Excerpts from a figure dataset
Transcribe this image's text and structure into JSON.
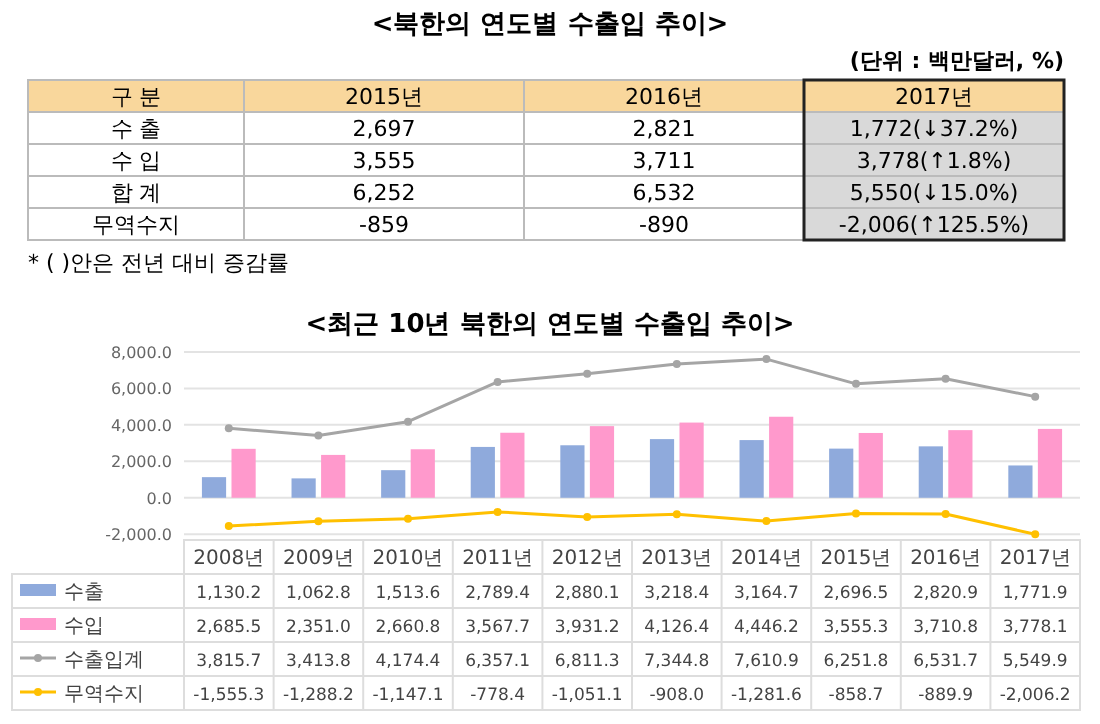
{
  "chart_data": [
    {
      "type": "other",
      "title": "<북한의 연도별 수출입 추이>",
      "subtitle": "(단위 : 백만달러, %)",
      "categories": [
        "구 분",
        "2015년",
        "2016년",
        "2017년"
      ],
      "y_categories": [
        "수 출",
        "수 입",
        "합 계",
        "무역수지"
      ],
      "cell_labels": [
        [
          "2,697",
          "2,821",
          "1,772(↓37.2%)"
        ],
        [
          "3,555",
          "3,711",
          "3,778(↑1.8%)"
        ],
        [
          "6,252",
          "6,532",
          "5,550(↓15.0%)"
        ],
        [
          "-859",
          "-890",
          "-2,006(↑125.5%)"
        ]
      ],
      "annotations": [
        "* (      )안은 전년 대비 증감률"
      ]
    },
    {
      "type": "bar",
      "title": "<최근 10년 북한의 연도별 수출입 추이>",
      "categories": [
        "2008년",
        "2009년",
        "2010년",
        "2011년",
        "2012년",
        "2013년",
        "2014년",
        "2015년",
        "2016년",
        "2017년"
      ],
      "series": [
        {
          "name": "수출",
          "type": "bar",
          "color": "#8faadc",
          "values": [
            1130.2,
            1062.8,
            1513.6,
            2789.4,
            2880.1,
            3218.4,
            3164.7,
            2696.5,
            2820.9,
            1771.9
          ],
          "value_labels": [
            "1,130.2",
            "1,062.8",
            "1,513.6",
            "2,789.4",
            "2,880.1",
            "3,218.4",
            "3,164.7",
            "2,696.5",
            "2,820.9",
            "1,771.9"
          ]
        },
        {
          "name": "수입",
          "type": "bar",
          "color": "#ff99cc",
          "values": [
            2685.5,
            2351.0,
            2660.8,
            3567.7,
            3931.2,
            4126.4,
            4446.2,
            3555.3,
            3710.8,
            3778.1
          ],
          "value_labels": [
            "2,685.5",
            "2,351.0",
            "2,660.8",
            "3,567.7",
            "3,931.2",
            "4,126.4",
            "4,446.2",
            "3,555.3",
            "3,710.8",
            "3,778.1"
          ]
        },
        {
          "name": "수출입계",
          "type": "line",
          "color": "#a5a5a5",
          "values": [
            3815.7,
            3413.8,
            4174.4,
            6357.1,
            6811.3,
            7344.8,
            7610.9,
            6251.8,
            6531.7,
            5549.9
          ],
          "value_labels": [
            "3,815.7",
            "3,413.8",
            "4,174.4",
            "6,357.1",
            "6,811.3",
            "7,344.8",
            "7,610.9",
            "6,251.8",
            "6,531.7",
            "5,549.9"
          ]
        },
        {
          "name": "무역수지",
          "type": "line",
          "color": "#ffc000",
          "values": [
            -1555.3,
            -1288.2,
            -1147.1,
            -778.4,
            -1051.1,
            -908.0,
            -1281.6,
            -858.7,
            -889.9,
            -2006.2
          ],
          "value_labels": [
            "-1,555.3",
            "-1,288.2",
            "-1,147.1",
            "-778.4",
            "-1,051.1",
            "-908.0",
            "-1,281.6",
            "-858.7",
            "-889.9",
            "-2,006.2"
          ]
        }
      ],
      "ylim": [
        -2100,
        8000
      ],
      "yticks": [
        {
          "value": -2000,
          "label": "-2,000.0"
        },
        {
          "value": 0,
          "label": "0.0"
        },
        {
          "value": 2000,
          "label": "2,000.0"
        },
        {
          "value": 4000,
          "label": "4,000.0"
        },
        {
          "value": 6000,
          "label": "6,000.0"
        },
        {
          "value": 8000,
          "label": "8,000.0"
        }
      ],
      "grid": "y",
      "legend": "bottom",
      "marker": "circle"
    }
  ]
}
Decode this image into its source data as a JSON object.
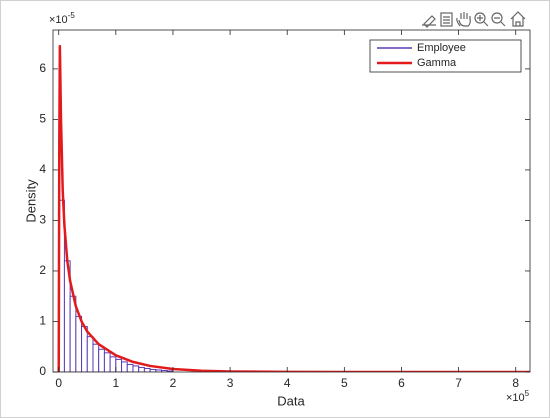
{
  "chart_data": {
    "type": "histogram",
    "xlabel": "Data",
    "ylabel": "Density",
    "x_exponent": {
      "base": "×10",
      "power": "5"
    },
    "y_exponent": {
      "base": "×10",
      "power": "-5"
    },
    "xlim": [
      -0.1,
      8.25
    ],
    "ylim": [
      0,
      6.77
    ],
    "xticks": [
      0,
      1,
      2,
      3,
      4,
      5,
      6,
      7,
      8
    ],
    "yticks": [
      0,
      1,
      2,
      3,
      4,
      5,
      6
    ],
    "legend": "upper right",
    "series": [
      {
        "name": "Employee",
        "type": "histogram",
        "color": "#5b3bb5",
        "bins": [
          0,
          0.1,
          0.2,
          0.3,
          0.4,
          0.5,
          0.6,
          0.7,
          0.8,
          0.9,
          1.0,
          1.1,
          1.2,
          1.3,
          1.4,
          1.5,
          1.6,
          1.7,
          1.8,
          1.9,
          2.0
        ],
        "values": [
          3.4,
          2.2,
          1.5,
          1.1,
          0.9,
          0.7,
          0.55,
          0.45,
          0.38,
          0.3,
          0.25,
          0.2,
          0.15,
          0.12,
          0.09,
          0.07,
          0.05,
          0.04,
          0.03,
          0.02
        ]
      },
      {
        "name": "Gamma",
        "type": "line",
        "color": "#e31a1c",
        "x": [
          0,
          0.01,
          0.02,
          0.04,
          0.07,
          0.1,
          0.15,
          0.2,
          0.3,
          0.4,
          0.5,
          0.7,
          1.0,
          1.3,
          1.6,
          2.0,
          2.5,
          3,
          4,
          5,
          6,
          7,
          8,
          8.25
        ],
        "values": [
          0,
          4.5,
          6.45,
          5.0,
          3.6,
          2.9,
          2.2,
          1.8,
          1.3,
          1.0,
          0.8,
          0.55,
          0.33,
          0.2,
          0.12,
          0.06,
          0.025,
          0.01,
          0.002,
          0,
          0,
          0,
          0,
          0
        ]
      }
    ]
  }
}
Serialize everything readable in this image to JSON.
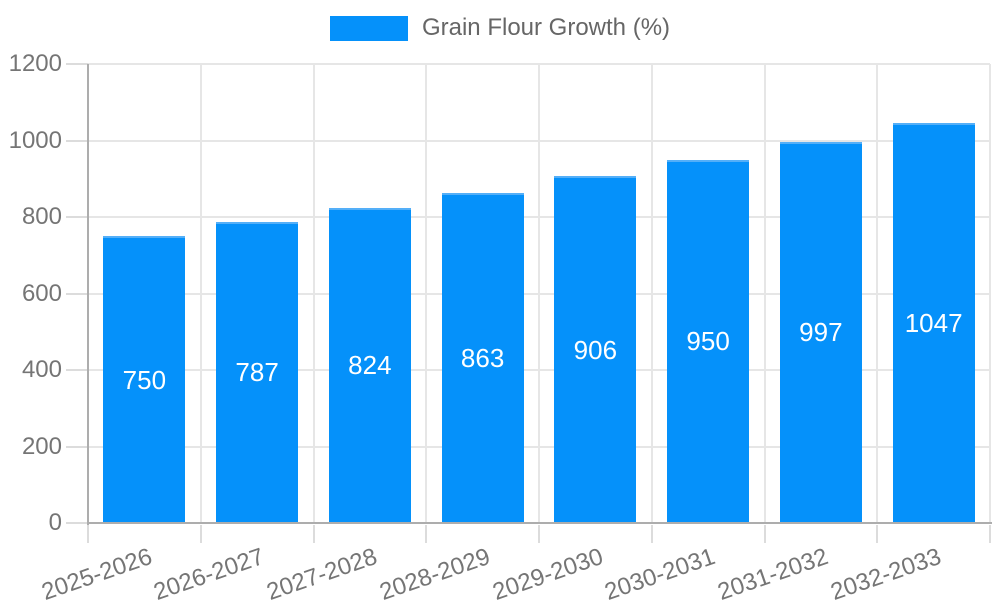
{
  "legend": {
    "label": "Grain Flour Growth (%)"
  },
  "chart_data": {
    "type": "bar",
    "title": "",
    "legend_entries": [
      "Grain Flour Growth (%)"
    ],
    "legend_position": "top",
    "series": [
      {
        "name": "Grain Flour Growth (%)",
        "values": [
          750,
          787,
          824,
          863,
          906,
          950,
          997,
          1047
        ]
      }
    ],
    "categories": [
      "2025-2026",
      "2026-2027",
      "2027-2028",
      "2028-2029",
      "2029-2030",
      "2030-2031",
      "2031-2032",
      "2032-2033"
    ],
    "data_labels_visible": true,
    "data_labels": [
      "750",
      "787",
      "824",
      "863",
      "906",
      "950",
      "997",
      "1047"
    ],
    "xlabel": "",
    "ylabel": "",
    "ylim": [
      0,
      1200
    ],
    "yticks": [
      0,
      200,
      400,
      600,
      800,
      1000,
      1200
    ],
    "grid": true,
    "colors": {
      "bar": "#0591fa",
      "bar_border": "#54aff8",
      "bar_label": "#ffffff",
      "grid": "#e6e6e6",
      "tick": "#dcdcdc",
      "axis": "#adadad",
      "tick_text": "#757575",
      "legend_text": "#666666"
    }
  }
}
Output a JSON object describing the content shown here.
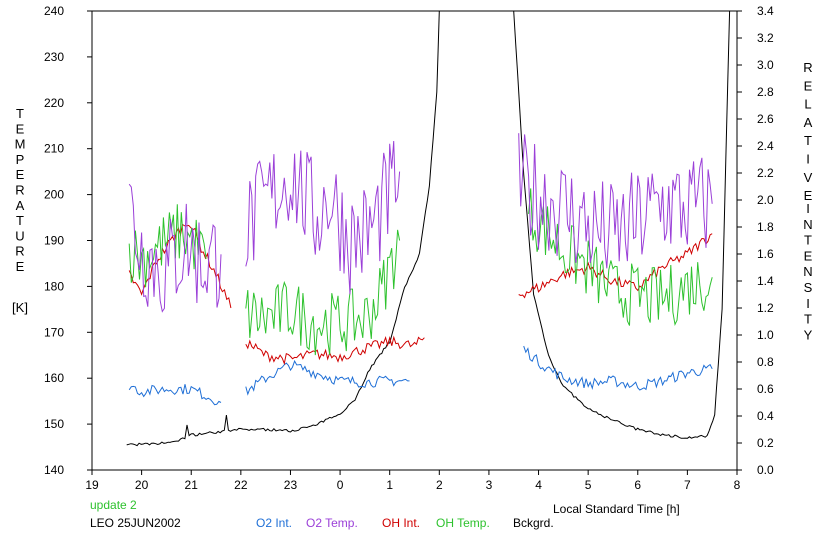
{
  "chart_data": {
    "type": "line",
    "x_axis": {
      "label": "Local Standard Time [h]",
      "range": [
        19,
        8
      ],
      "ticks": [
        "19",
        "20",
        "21",
        "22",
        "23",
        "0",
        "1",
        "2",
        "3",
        "4",
        "5",
        "6",
        "7",
        "8"
      ]
    },
    "y_left": {
      "label_letters": [
        "T",
        "E",
        "M",
        "P",
        "E",
        "R",
        "A",
        "T",
        "U",
        "R",
        "E"
      ],
      "unit": "[K]",
      "range": [
        140,
        240
      ],
      "ticks": [
        "140",
        "150",
        "160",
        "170",
        "180",
        "190",
        "200",
        "210",
        "220",
        "230",
        "240"
      ]
    },
    "y_right": {
      "label_letters_1": [
        "R",
        "E",
        "L",
        "A",
        "T",
        "I",
        "V",
        "E"
      ],
      "label_letters_2": [
        "I",
        "N",
        "T",
        "E",
        "N",
        "S",
        "I",
        "T",
        "Y"
      ],
      "range": [
        0.0,
        3.4
      ],
      "ticks": [
        "0.0",
        "0.2",
        "0.4",
        "0.6",
        "0.8",
        "1.0",
        "1.2",
        "1.4",
        "1.6",
        "1.8",
        "2.0",
        "2.2",
        "2.4",
        "2.6",
        "2.8",
        "3.0",
        "3.2",
        "3.4"
      ]
    },
    "update_label": "update 2",
    "station_date": "LEO 25JUN2002",
    "legend": [
      {
        "name": "O2 Int.",
        "color": "#1f6fd6"
      },
      {
        "name": "O2 Temp.",
        "color": "#9b40d8"
      },
      {
        "name": "OH Int.",
        "color": "#d00000"
      },
      {
        "name": "OH Temp.",
        "color": "#2ec22e"
      },
      {
        "name": "Bckgrd.",
        "color": "#000000"
      }
    ],
    "series": [
      {
        "name": "O2 Temp.",
        "axis": "left",
        "color": "#9b40d8",
        "noise": 12,
        "segments": [
          [
            [
              19.75,
              198
            ],
            [
              20.0,
              188
            ],
            [
              20.5,
              183
            ],
            [
              20.9,
              190
            ],
            [
              21.2,
              185
            ],
            [
              21.6,
              187
            ]
          ],
          [
            [
              22.1,
              192
            ],
            [
              22.5,
              198
            ],
            [
              23.0,
              205
            ],
            [
              23.5,
              195
            ],
            [
              23.8,
              200
            ],
            [
              24.2,
              190
            ],
            [
              24.6,
              192
            ],
            [
              25.0,
              200
            ],
            [
              25.2,
              205
            ]
          ],
          [
            [
              27.6,
              202
            ],
            [
              28.0,
              200
            ],
            [
              28.5,
              197
            ],
            [
              29.0,
              193
            ],
            [
              29.5,
              191
            ],
            [
              30.0,
              194
            ],
            [
              30.5,
              198
            ],
            [
              31.0,
              197
            ],
            [
              31.5,
              198
            ]
          ]
        ]
      },
      {
        "name": "OH Temp.",
        "axis": "left",
        "color": "#2ec22e",
        "noise": 7,
        "segments": [
          [
            [
              19.75,
              188
            ],
            [
              20.0,
              186
            ],
            [
              20.4,
              189
            ],
            [
              20.8,
              192
            ],
            [
              21.1,
              189
            ],
            [
              21.3,
              186
            ]
          ],
          [
            [
              22.1,
              174
            ],
            [
              22.5,
              173
            ],
            [
              23.0,
              175
            ],
            [
              23.5,
              172
            ],
            [
              24.0,
              172
            ],
            [
              24.5,
              173
            ],
            [
              24.8,
              178
            ],
            [
              25.2,
              190
            ]
          ],
          [
            [
              27.8,
              196
            ],
            [
              28.1,
              193
            ],
            [
              28.5,
              188
            ],
            [
              29.0,
              184
            ],
            [
              29.5,
              179
            ],
            [
              30.0,
              178
            ],
            [
              30.5,
              177
            ],
            [
              31.0,
              180
            ],
            [
              31.5,
              182
            ]
          ]
        ]
      },
      {
        "name": "OH Int.",
        "axis": "right",
        "color": "#d00000",
        "noise": 0.04,
        "segments": [
          [
            [
              19.75,
              1.45
            ],
            [
              20.0,
              1.3
            ],
            [
              20.3,
              1.55
            ],
            [
              20.7,
              1.75
            ],
            [
              20.95,
              1.85
            ],
            [
              21.2,
              1.65
            ],
            [
              21.5,
              1.45
            ],
            [
              21.8,
              1.2
            ]
          ],
          [
            [
              22.1,
              0.95
            ],
            [
              22.5,
              0.85
            ],
            [
              23.0,
              0.82
            ],
            [
              23.5,
              0.86
            ],
            [
              24.0,
              0.84
            ],
            [
              24.5,
              0.9
            ],
            [
              25.0,
              0.95
            ],
            [
              25.5,
              0.92
            ],
            [
              25.7,
              0.98
            ]
          ],
          [
            [
              27.6,
              1.3
            ],
            [
              28.0,
              1.35
            ],
            [
              28.5,
              1.45
            ],
            [
              29.0,
              1.5
            ],
            [
              29.5,
              1.4
            ],
            [
              30.0,
              1.35
            ],
            [
              30.5,
              1.5
            ],
            [
              31.0,
              1.6
            ],
            [
              31.5,
              1.75
            ]
          ]
        ]
      },
      {
        "name": "O2 Int.",
        "axis": "right",
        "color": "#1f6fd6",
        "noise": 0.04,
        "segments": [
          [
            [
              19.75,
              0.63
            ],
            [
              20.0,
              0.58
            ],
            [
              20.5,
              0.6
            ],
            [
              21.0,
              0.6
            ],
            [
              21.3,
              0.55
            ],
            [
              21.6,
              0.5
            ]
          ],
          [
            [
              22.1,
              0.58
            ],
            [
              22.5,
              0.68
            ],
            [
              23.0,
              0.78
            ],
            [
              23.5,
              0.72
            ],
            [
              24.0,
              0.66
            ],
            [
              24.5,
              0.65
            ],
            [
              25.0,
              0.66
            ],
            [
              25.4,
              0.66
            ]
          ],
          [
            [
              27.7,
              0.9
            ],
            [
              28.0,
              0.8
            ],
            [
              28.5,
              0.68
            ],
            [
              29.0,
              0.64
            ],
            [
              29.5,
              0.66
            ],
            [
              30.0,
              0.62
            ],
            [
              30.5,
              0.66
            ],
            [
              31.0,
              0.72
            ],
            [
              31.5,
              0.75
            ]
          ]
        ]
      },
      {
        "name": "Bckgrd.",
        "axis": "right",
        "color": "#000000",
        "noise": 0.01,
        "segments": [
          [
            [
              19.7,
              0.19
            ],
            [
              20.2,
              0.19
            ],
            [
              20.7,
              0.21
            ],
            [
              21.0,
              0.26
            ],
            [
              21.5,
              0.28
            ],
            [
              22.0,
              0.3
            ],
            [
              22.5,
              0.3
            ],
            [
              23.0,
              0.29
            ],
            [
              23.5,
              0.33
            ],
            [
              24.0,
              0.42
            ],
            [
              24.3,
              0.52
            ],
            [
              24.6,
              0.75
            ],
            [
              25.0,
              0.95
            ],
            [
              25.3,
              1.35
            ],
            [
              25.6,
              1.6
            ],
            [
              25.8,
              2.1
            ],
            [
              25.95,
              2.8
            ],
            [
              26.0,
              3.4
            ]
          ],
          [
            [
              27.5,
              3.4
            ],
            [
              27.7,
              2.2
            ],
            [
              27.9,
              1.3
            ],
            [
              28.2,
              0.85
            ],
            [
              28.5,
              0.62
            ],
            [
              29.0,
              0.45
            ],
            [
              29.5,
              0.37
            ],
            [
              30.0,
              0.3
            ],
            [
              30.5,
              0.26
            ],
            [
              31.0,
              0.24
            ],
            [
              31.4,
              0.25
            ],
            [
              31.55,
              0.4
            ],
            [
              31.7,
              1.2
            ],
            [
              31.85,
              3.4
            ]
          ]
        ]
      }
    ]
  }
}
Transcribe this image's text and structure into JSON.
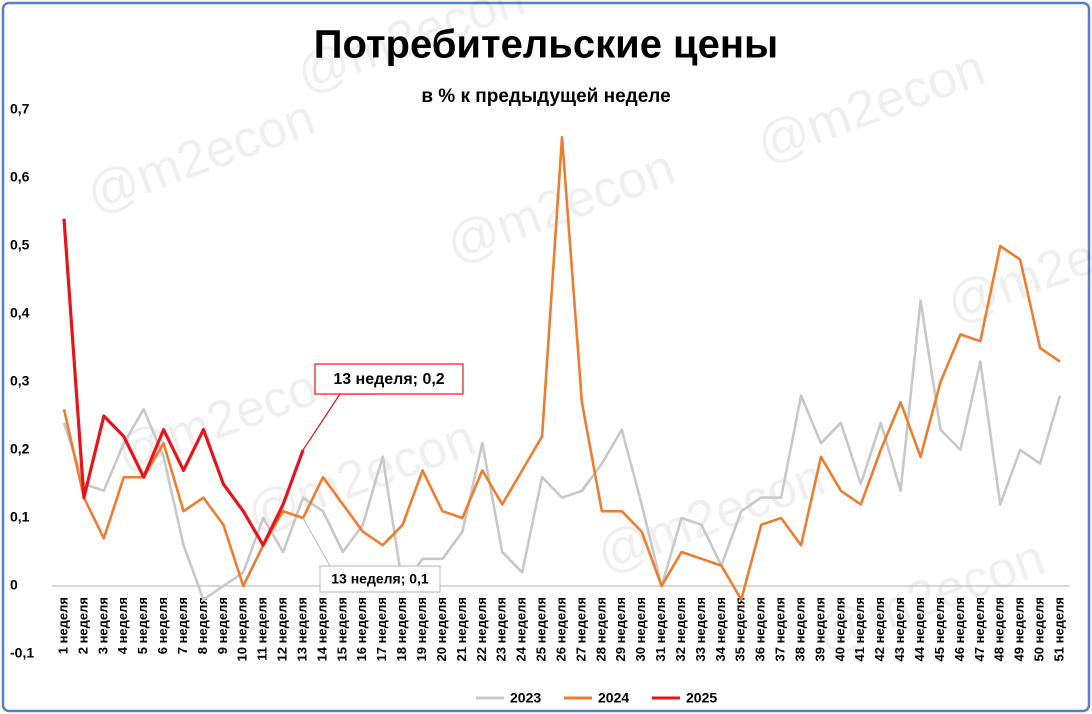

EXERCISE REQUIREMENTS —
Across the records above, count the lines holding "JSON" and reply with that number alone.

RESPONSE BELOW —
5